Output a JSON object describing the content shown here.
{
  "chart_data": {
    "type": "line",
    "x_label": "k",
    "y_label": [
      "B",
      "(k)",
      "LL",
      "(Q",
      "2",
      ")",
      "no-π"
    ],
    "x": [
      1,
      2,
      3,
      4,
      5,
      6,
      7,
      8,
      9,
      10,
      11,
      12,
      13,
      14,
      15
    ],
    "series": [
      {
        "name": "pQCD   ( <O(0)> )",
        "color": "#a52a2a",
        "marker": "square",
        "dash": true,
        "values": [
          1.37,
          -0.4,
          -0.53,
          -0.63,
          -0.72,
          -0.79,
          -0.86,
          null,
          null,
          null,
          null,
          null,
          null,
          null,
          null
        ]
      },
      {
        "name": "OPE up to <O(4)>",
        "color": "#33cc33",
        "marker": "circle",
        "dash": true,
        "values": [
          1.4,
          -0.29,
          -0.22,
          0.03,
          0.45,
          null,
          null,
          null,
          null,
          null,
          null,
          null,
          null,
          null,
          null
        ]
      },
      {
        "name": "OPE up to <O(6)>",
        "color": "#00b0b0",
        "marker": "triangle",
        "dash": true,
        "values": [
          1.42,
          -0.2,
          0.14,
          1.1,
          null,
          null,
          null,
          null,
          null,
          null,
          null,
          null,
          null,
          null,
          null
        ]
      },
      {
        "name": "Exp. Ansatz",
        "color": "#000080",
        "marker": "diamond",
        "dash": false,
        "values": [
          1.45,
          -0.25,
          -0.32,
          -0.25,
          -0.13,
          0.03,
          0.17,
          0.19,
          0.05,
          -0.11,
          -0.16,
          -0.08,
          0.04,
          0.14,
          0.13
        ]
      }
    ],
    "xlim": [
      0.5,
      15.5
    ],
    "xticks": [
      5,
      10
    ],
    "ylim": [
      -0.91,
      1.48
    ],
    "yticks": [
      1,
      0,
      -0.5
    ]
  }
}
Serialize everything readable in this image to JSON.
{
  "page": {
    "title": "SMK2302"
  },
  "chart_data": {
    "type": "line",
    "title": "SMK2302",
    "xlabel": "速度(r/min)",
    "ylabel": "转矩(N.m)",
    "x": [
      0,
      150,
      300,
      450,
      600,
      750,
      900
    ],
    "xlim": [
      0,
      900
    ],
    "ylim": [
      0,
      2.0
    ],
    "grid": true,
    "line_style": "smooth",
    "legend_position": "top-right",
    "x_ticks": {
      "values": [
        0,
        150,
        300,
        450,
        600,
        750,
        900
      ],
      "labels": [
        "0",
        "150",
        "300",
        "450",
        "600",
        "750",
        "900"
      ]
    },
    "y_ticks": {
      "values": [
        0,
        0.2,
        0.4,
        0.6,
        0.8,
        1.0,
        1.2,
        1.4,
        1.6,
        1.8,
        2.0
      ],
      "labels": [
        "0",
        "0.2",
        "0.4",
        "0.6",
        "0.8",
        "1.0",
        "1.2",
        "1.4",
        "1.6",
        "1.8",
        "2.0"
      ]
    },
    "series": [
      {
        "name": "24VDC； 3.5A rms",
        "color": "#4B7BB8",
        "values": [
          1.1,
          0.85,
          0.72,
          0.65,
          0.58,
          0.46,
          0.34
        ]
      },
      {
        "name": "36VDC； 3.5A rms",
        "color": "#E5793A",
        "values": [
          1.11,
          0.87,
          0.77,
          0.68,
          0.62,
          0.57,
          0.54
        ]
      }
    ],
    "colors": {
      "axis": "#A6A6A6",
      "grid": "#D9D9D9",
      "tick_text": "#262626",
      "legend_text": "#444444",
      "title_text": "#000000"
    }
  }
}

# # # #

• **Task to carry out**:
Extract exactly the lines between the line containing "Serialize everything readable" and the end of the data, including both.

• **Task response**:
Serialize everything readable in this image to JSON.
{
  "page": {
    "title": "SMK2302"
  },
  "chart_data": {
    "type": "line",
    "title": "SMK2302",
    "xlabel": "速度(r/min)",
    "ylabel": "转矩(N.m)",
    "x": [
      0,
      150,
      300,
      450,
      600,
      750,
      900
    ],
    "xlim": [
      0,
      900
    ],
    "ylim": [
      0,
      2.0
    ],
    "grid": true,
    "line_style": "smooth",
    "legend_position": "top-right",
    "x_ticks": {
      "values": [
        0,
        150,
        300,
        450,
        600,
        750,
        900
      ],
      "labels": [
        "0",
        "150",
        "300",
        "450",
        "600",
        "750",
        "900"
      ]
    },
    "y_ticks": {
      "values": [
        0,
        0.2,
        0.4,
        0.6,
        0.8,
        1.0,
        1.2,
        1.4,
        1.6,
        1.8,
        2.0
      ],
      "labels": [
        "0",
        "0.2",
        "0.4",
        "0.6",
        "0.8",
        "1.0",
        "1.2",
        "1.4",
        "1.6",
        "1.8",
        "2.0"
      ]
    },
    "series": [
      {
        "name": "24VDC； 3.5A rms",
        "color": "#4B7BB8",
        "values": [
          1.1,
          0.85,
          0.72,
          0.65,
          0.58,
          0.46,
          0.34
        ]
      },
      {
        "name": "36VDC； 3.5A rms",
        "color": "#E5793A",
        "values": [
          1.11,
          0.87,
          0.77,
          0.68,
          0.62,
          0.57,
          0.54
        ]
      }
    ],
    "colors": {
      "axis": "#A6A6A6",
      "grid": "#D9D9D9",
      "tick_text": "#262626",
      "legend_text": "#444444",
      "title_text": "#000000"
    }
  }
}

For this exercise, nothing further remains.